_INPUT DATA_
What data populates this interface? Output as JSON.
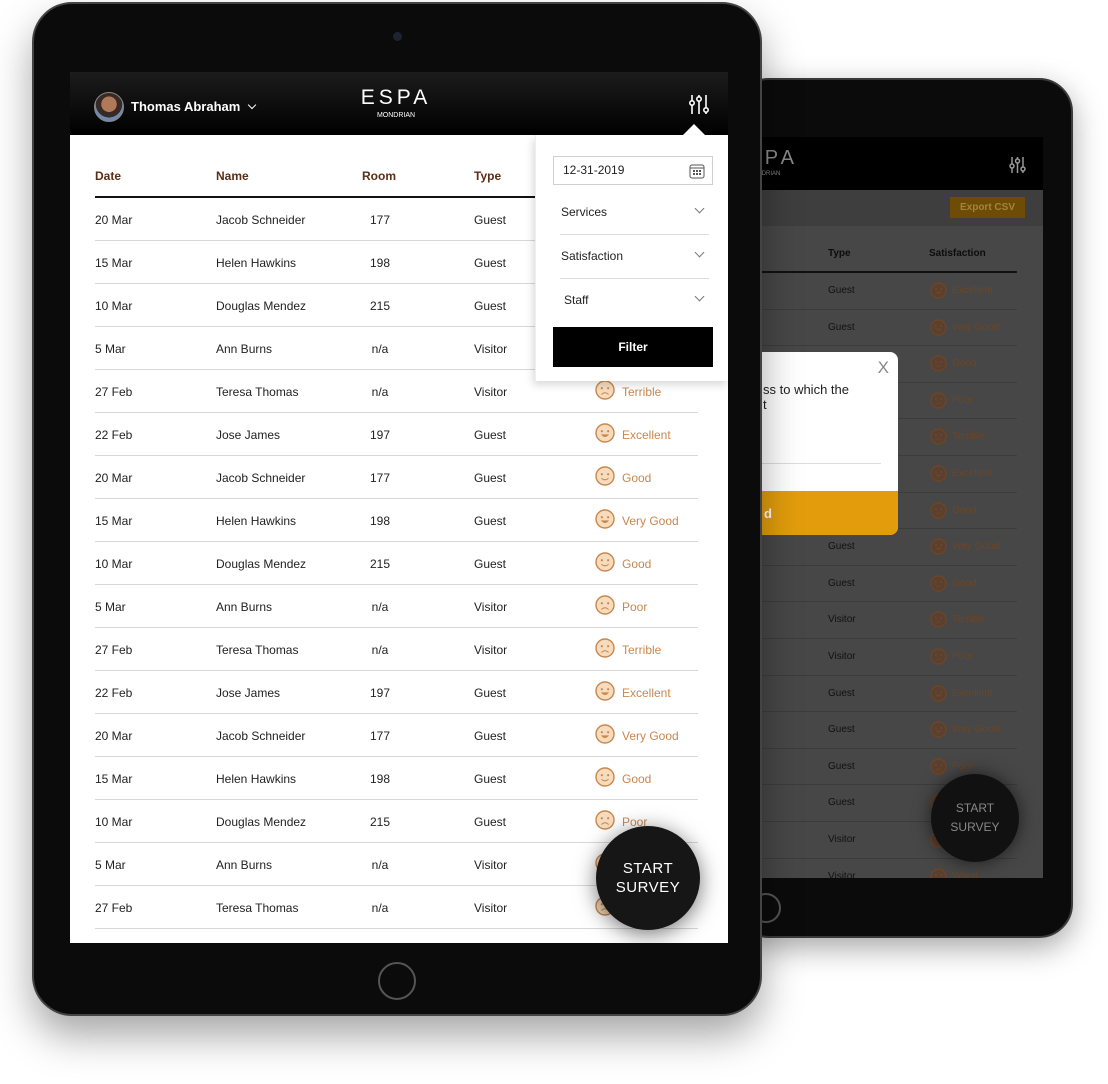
{
  "brand": {
    "name": "ESPA",
    "sub": "MONDRIAN"
  },
  "user": {
    "name": "Thomas Abraham"
  },
  "colors": {
    "accent": "#e39d0c",
    "satisfaction": "#c8874f",
    "header": "#000000",
    "column_header": "#5a2d16"
  },
  "table": {
    "headers": {
      "date": "Date",
      "name": "Name",
      "room": "Room",
      "type": "Type",
      "satisfaction": "Satisfaction"
    },
    "rows": [
      {
        "date": "20 Mar",
        "name": "Jacob Schneider",
        "room": "177",
        "type": "Guest",
        "satisfaction": ""
      },
      {
        "date": "15 Mar",
        "name": "Helen Hawkins",
        "room": "198",
        "type": "Guest",
        "satisfaction": ""
      },
      {
        "date": "10 Mar",
        "name": "Douglas Mendez",
        "room": "215",
        "type": "Guest",
        "satisfaction": ""
      },
      {
        "date": "5 Mar",
        "name": "Ann Burns",
        "room": "n/a",
        "type": "Visitor",
        "satisfaction": ""
      },
      {
        "date": "27 Feb",
        "name": "Teresa Thomas",
        "room": "n/a",
        "type": "Visitor",
        "satisfaction": "Terrible"
      },
      {
        "date": "22 Feb",
        "name": "Jose James",
        "room": "197",
        "type": "Guest",
        "satisfaction": "Excellent"
      },
      {
        "date": "20 Mar",
        "name": "Jacob Schneider",
        "room": "177",
        "type": "Guest",
        "satisfaction": "Good"
      },
      {
        "date": "15 Mar",
        "name": "Helen Hawkins",
        "room": "198",
        "type": "Guest",
        "satisfaction": "Very Good"
      },
      {
        "date": "10 Mar",
        "name": "Douglas Mendez",
        "room": "215",
        "type": "Guest",
        "satisfaction": "Good"
      },
      {
        "date": "5 Mar",
        "name": "Ann Burns",
        "room": "n/a",
        "type": "Visitor",
        "satisfaction": "Poor"
      },
      {
        "date": "27 Feb",
        "name": "Teresa Thomas",
        "room": "n/a",
        "type": "Visitor",
        "satisfaction": "Terrible"
      },
      {
        "date": "22 Feb",
        "name": "Jose James",
        "room": "197",
        "type": "Guest",
        "satisfaction": "Excellent"
      },
      {
        "date": "20 Mar",
        "name": "Jacob Schneider",
        "room": "177",
        "type": "Guest",
        "satisfaction": "Very Good"
      },
      {
        "date": "15 Mar",
        "name": "Helen Hawkins",
        "room": "198",
        "type": "Guest",
        "satisfaction": "Good"
      },
      {
        "date": "10 Mar",
        "name": "Douglas Mendez",
        "room": "215",
        "type": "Guest",
        "satisfaction": "Poor"
      },
      {
        "date": "5 Mar",
        "name": "Ann Burns",
        "room": "n/a",
        "type": "Visitor",
        "satisfaction": ""
      },
      {
        "date": "27 Feb",
        "name": "Teresa Thomas",
        "room": "n/a",
        "type": "Visitor",
        "satisfaction": ""
      }
    ]
  },
  "filter": {
    "date": "12-31-2019",
    "selects": [
      "Services",
      "Satisfaction",
      "Staff"
    ],
    "button": "Filter"
  },
  "start_survey": {
    "line1": "START",
    "line2": "SURVEY"
  },
  "back_screen": {
    "export_label": "Export CSV",
    "headers": {
      "type": "Type",
      "satisfaction": "Satisfaction"
    },
    "rows": [
      {
        "type": "Guest",
        "satisfaction": "Excellent"
      },
      {
        "type": "Guest",
        "satisfaction": "Very Good"
      },
      {
        "type": "",
        "satisfaction": "Good"
      },
      {
        "type": "",
        "satisfaction": "Poor"
      },
      {
        "type": "",
        "satisfaction": "Terrible"
      },
      {
        "type": "",
        "satisfaction": "Excellent"
      },
      {
        "type": "",
        "satisfaction": "Good"
      },
      {
        "type": "Guest",
        "satisfaction": "Very Good"
      },
      {
        "type": "Guest",
        "satisfaction": "Good"
      },
      {
        "type": "Visitor",
        "satisfaction": "Terrible"
      },
      {
        "type": "Visitor",
        "satisfaction": "Poor"
      },
      {
        "type": "Guest",
        "satisfaction": "Excellent"
      },
      {
        "type": "Guest",
        "satisfaction": "Very Good"
      },
      {
        "type": "Guest",
        "satisfaction": "Poor"
      },
      {
        "type": "Guest",
        "satisfaction": ""
      },
      {
        "type": "Visitor",
        "satisfaction": ""
      },
      {
        "type": "Visitor",
        "satisfaction": "Worst"
      }
    ],
    "modal": {
      "question_line1": "ss to which the",
      "question_line2": "t",
      "button": "d",
      "close": "X"
    }
  }
}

_WRITTEN PROBLEM_
Copy every line of the data exactly as written, excluding the pictures.

_EXPECTED ANSWER_
What data populates this interface? Output as JSON.
{
  "brand": {
    "name": "ESPA",
    "sub": "MONDRIAN"
  },
  "user": {
    "name": "Thomas Abraham"
  },
  "colors": {
    "accent": "#e39d0c",
    "satisfaction": "#c8874f",
    "header": "#000000",
    "column_header": "#5a2d16"
  },
  "table": {
    "headers": {
      "date": "Date",
      "name": "Name",
      "room": "Room",
      "type": "Type",
      "satisfaction": "Satisfaction"
    },
    "rows": [
      {
        "date": "20 Mar",
        "name": "Jacob Schneider",
        "room": "177",
        "type": "Guest",
        "satisfaction": ""
      },
      {
        "date": "15 Mar",
        "name": "Helen Hawkins",
        "room": "198",
        "type": "Guest",
        "satisfaction": ""
      },
      {
        "date": "10 Mar",
        "name": "Douglas Mendez",
        "room": "215",
        "type": "Guest",
        "satisfaction": ""
      },
      {
        "date": "5 Mar",
        "name": "Ann Burns",
        "room": "n/a",
        "type": "Visitor",
        "satisfaction": ""
      },
      {
        "date": "27 Feb",
        "name": "Teresa Thomas",
        "room": "n/a",
        "type": "Visitor",
        "satisfaction": "Terrible"
      },
      {
        "date": "22 Feb",
        "name": "Jose James",
        "room": "197",
        "type": "Guest",
        "satisfaction": "Excellent"
      },
      {
        "date": "20 Mar",
        "name": "Jacob Schneider",
        "room": "177",
        "type": "Guest",
        "satisfaction": "Good"
      },
      {
        "date": "15 Mar",
        "name": "Helen Hawkins",
        "room": "198",
        "type": "Guest",
        "satisfaction": "Very Good"
      },
      {
        "date": "10 Mar",
        "name": "Douglas Mendez",
        "room": "215",
        "type": "Guest",
        "satisfaction": "Good"
      },
      {
        "date": "5 Mar",
        "name": "Ann Burns",
        "room": "n/a",
        "type": "Visitor",
        "satisfaction": "Poor"
      },
      {
        "date": "27 Feb",
        "name": "Teresa Thomas",
        "room": "n/a",
        "type": "Visitor",
        "satisfaction": "Terrible"
      },
      {
        "date": "22 Feb",
        "name": "Jose James",
        "room": "197",
        "type": "Guest",
        "satisfaction": "Excellent"
      },
      {
        "date": "20 Mar",
        "name": "Jacob Schneider",
        "room": "177",
        "type": "Guest",
        "satisfaction": "Very Good"
      },
      {
        "date": "15 Mar",
        "name": "Helen Hawkins",
        "room": "198",
        "type": "Guest",
        "satisfaction": "Good"
      },
      {
        "date": "10 Mar",
        "name": "Douglas Mendez",
        "room": "215",
        "type": "Guest",
        "satisfaction": "Poor"
      },
      {
        "date": "5 Mar",
        "name": "Ann Burns",
        "room": "n/a",
        "type": "Visitor",
        "satisfaction": ""
      },
      {
        "date": "27 Feb",
        "name": "Teresa Thomas",
        "room": "n/a",
        "type": "Visitor",
        "satisfaction": ""
      }
    ]
  },
  "filter": {
    "date": "12-31-2019",
    "selects": [
      "Services",
      "Satisfaction",
      "Staff"
    ],
    "button": "Filter"
  },
  "start_survey": {
    "line1": "START",
    "line2": "SURVEY"
  },
  "back_screen": {
    "export_label": "Export CSV",
    "headers": {
      "type": "Type",
      "satisfaction": "Satisfaction"
    },
    "rows": [
      {
        "type": "Guest",
        "satisfaction": "Excellent"
      },
      {
        "type": "Guest",
        "satisfaction": "Very Good"
      },
      {
        "type": "",
        "satisfaction": "Good"
      },
      {
        "type": "",
        "satisfaction": "Poor"
      },
      {
        "type": "",
        "satisfaction": "Terrible"
      },
      {
        "type": "",
        "satisfaction": "Excellent"
      },
      {
        "type": "",
        "satisfaction": "Good"
      },
      {
        "type": "Guest",
        "satisfaction": "Very Good"
      },
      {
        "type": "Guest",
        "satisfaction": "Good"
      },
      {
        "type": "Visitor",
        "satisfaction": "Terrible"
      },
      {
        "type": "Visitor",
        "satisfaction": "Poor"
      },
      {
        "type": "Guest",
        "satisfaction": "Excellent"
      },
      {
        "type": "Guest",
        "satisfaction": "Very Good"
      },
      {
        "type": "Guest",
        "satisfaction": "Poor"
      },
      {
        "type": "Guest",
        "satisfaction": ""
      },
      {
        "type": "Visitor",
        "satisfaction": ""
      },
      {
        "type": "Visitor",
        "satisfaction": "Worst"
      }
    ],
    "modal": {
      "question_line1": "ss to which the",
      "question_line2": "t",
      "button": "d",
      "close": "X"
    }
  }
}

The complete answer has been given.